O presidente Luiz Inácio Lula da Silva sancionou recentemente a lei que institui a Política Nacional para Estudantes com Altas Habilidades ou Superdotação. No entanto, vetou alguns dispositivos que eram considerados essenciais para a identificação desses alunos nas instituições de ensino.
Sobre a nova legislação
A Lei nº 15.436/2026, publicada no Diário Oficial da União, estabelece diretrizes para o reconhecimento e o desenvolvimento de estudantes com altas habilidades em todo o Brasil. Entre as iniciativas previstas estão a criação de um cadastro nacional, atendimento educacional especializado e a possibilidade de flexibilização da trajetória escolar dos alunos.
----
**TAREFAS E EXERCÍCIOS**
**a)** Enumere as iniciativas que o texto sobre a política para estudantes com altas habilidades aponta como previstas na Lei nº 15.436/2026.
**b)** Dê continuidade ao texto sobre a política para estudantes com altas habilidades a partir da última frase apresentada.
As linhas seguintes constituem um material independente do texto.
----
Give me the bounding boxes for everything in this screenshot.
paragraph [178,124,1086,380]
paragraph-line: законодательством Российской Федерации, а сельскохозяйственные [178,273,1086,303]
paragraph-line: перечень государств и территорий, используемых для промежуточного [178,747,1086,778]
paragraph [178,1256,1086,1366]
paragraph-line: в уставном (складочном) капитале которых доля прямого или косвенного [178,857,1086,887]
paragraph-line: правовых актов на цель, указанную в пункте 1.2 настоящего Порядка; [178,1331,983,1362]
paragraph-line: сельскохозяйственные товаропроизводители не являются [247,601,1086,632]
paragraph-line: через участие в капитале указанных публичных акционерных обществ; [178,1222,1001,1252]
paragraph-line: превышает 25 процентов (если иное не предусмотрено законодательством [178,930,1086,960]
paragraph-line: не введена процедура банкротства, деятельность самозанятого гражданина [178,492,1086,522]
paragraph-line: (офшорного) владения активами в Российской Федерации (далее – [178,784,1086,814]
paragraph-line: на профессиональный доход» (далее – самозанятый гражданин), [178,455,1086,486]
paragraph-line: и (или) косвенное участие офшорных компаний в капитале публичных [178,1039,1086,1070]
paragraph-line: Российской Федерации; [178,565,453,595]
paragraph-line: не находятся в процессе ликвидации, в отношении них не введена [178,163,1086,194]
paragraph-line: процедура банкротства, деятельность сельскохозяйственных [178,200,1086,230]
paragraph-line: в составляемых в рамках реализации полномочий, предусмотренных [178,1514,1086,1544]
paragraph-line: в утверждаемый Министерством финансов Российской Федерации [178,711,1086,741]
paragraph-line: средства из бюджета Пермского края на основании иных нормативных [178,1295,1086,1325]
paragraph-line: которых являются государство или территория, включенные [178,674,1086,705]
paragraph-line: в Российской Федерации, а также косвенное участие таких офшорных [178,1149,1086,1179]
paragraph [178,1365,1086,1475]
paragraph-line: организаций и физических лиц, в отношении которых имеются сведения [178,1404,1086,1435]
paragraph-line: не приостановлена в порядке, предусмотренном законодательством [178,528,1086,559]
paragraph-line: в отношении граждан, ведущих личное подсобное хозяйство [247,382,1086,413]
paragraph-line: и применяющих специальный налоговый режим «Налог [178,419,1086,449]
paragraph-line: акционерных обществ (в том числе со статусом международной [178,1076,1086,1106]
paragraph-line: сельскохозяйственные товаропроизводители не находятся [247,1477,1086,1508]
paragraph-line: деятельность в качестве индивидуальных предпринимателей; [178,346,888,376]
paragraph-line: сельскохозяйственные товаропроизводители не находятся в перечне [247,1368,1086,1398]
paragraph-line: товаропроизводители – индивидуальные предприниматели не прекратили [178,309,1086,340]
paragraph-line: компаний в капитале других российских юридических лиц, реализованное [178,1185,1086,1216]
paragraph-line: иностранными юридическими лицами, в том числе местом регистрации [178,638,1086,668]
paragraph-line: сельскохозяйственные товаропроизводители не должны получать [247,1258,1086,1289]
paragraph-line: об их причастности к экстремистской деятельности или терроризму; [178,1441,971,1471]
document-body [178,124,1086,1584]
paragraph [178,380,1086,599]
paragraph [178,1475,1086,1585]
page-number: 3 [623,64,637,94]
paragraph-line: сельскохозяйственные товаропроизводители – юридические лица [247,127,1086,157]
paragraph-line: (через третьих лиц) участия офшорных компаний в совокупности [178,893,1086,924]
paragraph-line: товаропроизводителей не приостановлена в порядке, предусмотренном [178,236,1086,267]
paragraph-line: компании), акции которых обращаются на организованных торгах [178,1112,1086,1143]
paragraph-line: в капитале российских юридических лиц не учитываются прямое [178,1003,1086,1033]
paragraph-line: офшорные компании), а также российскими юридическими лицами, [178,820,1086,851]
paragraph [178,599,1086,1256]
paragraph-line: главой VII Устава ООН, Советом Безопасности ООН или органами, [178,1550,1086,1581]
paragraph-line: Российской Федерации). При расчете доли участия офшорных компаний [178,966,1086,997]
----
**RESPOSTAS DADAS**
**a)**
- criação de um cadastro nacional
- atendimento educacional especializado
- possibilidade de flexibilização da trajetória escolar dos alunos

**b)**
Inclusão de dupla excepcionalidade
Além dos estudantes superdotados, a nova política também abrange aqueles com dupla excepcionalidade, ou seja, que possuem altas habilidades e, simultaneamente, alguma deficiência ou transtorno do neurodesenvolvimento, como o transtorno do espectro autista.
Definição de altas habilidades
A legislação caracteriza altas habilidades como uma condição de neurodesenvolvimento que envolve potencial intelectual elevado, curiosidade intensa e grande capacidade de aprendizagem. Para esses alunos, a lei propõe o atendimento educacional especializado, incluindo programas de enriquecimento curricular e agrupamento por áreas de interesse.
Cadastro Nacional
Um dos aspectos mais significativos da nova legislação é a criação do Cadastro Nacional de Estudantes com Altas Habilidades ou Superdotação, que será administrado pelo Ministério da Educação (MEC). O cadastro visa coletar informações sobre a educação básica e superior, ajudando a formular políticas públicas direcionadas a esse público. Vale ressaltar que uma proposta semelhante já havia sido mencionada na Lei de Diretrizes e Bases da Educação, mas não foi implementada até agora.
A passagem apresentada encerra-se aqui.